§ Challenge
Below is a listing to write out in full, exactly as given, without its pictures.
══ Data ══
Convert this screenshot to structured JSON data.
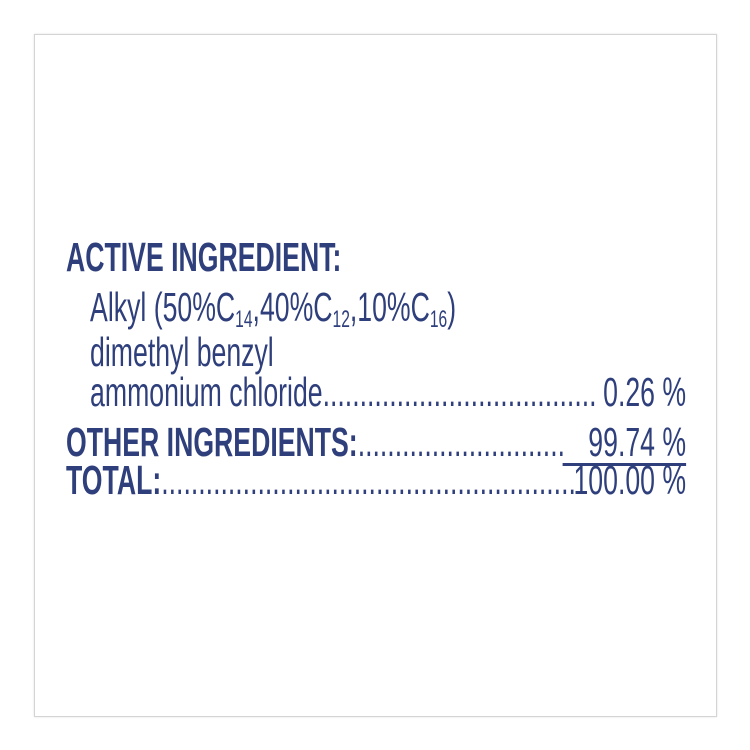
{
  "label": {
    "active_heading": "ACTIVE INGREDIENT:",
    "alkyl_prefix": "Alkyl (50%C",
    "sub1": "14",
    "mid1": ",40%C",
    "sub2": "12",
    "mid2": ",10%C",
    "sub3": "16",
    "close": ")",
    "line2": "dimethyl benzyl",
    "line3": "ammonium chloride",
    "active_value": "0.26 %",
    "other_label": "OTHER INGREDIENTS:",
    "other_value": "99.74 %",
    "total_label": "TOTAL:",
    "total_value": "100.00 %"
  },
  "colors": {
    "text": "#2e3f7c",
    "border": "#d4d4d4"
  }
}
═══
§ Output of the task
Convert this screenshot to structured JSON data.
{
  "label": {
    "active_heading": "ACTIVE INGREDIENT:",
    "alkyl_prefix": "Alkyl (50%C",
    "sub1": "14",
    "mid1": ",40%C",
    "sub2": "12",
    "mid2": ",10%C",
    "sub3": "16",
    "close": ")",
    "line2": "dimethyl benzyl",
    "line3": "ammonium chloride",
    "active_value": "0.26 %",
    "other_label": "OTHER INGREDIENTS:",
    "other_value": "99.74 %",
    "total_label": "TOTAL:",
    "total_value": "100.00 %"
  },
  "colors": {
    "text": "#2e3f7c",
    "border": "#d4d4d4"
  }
}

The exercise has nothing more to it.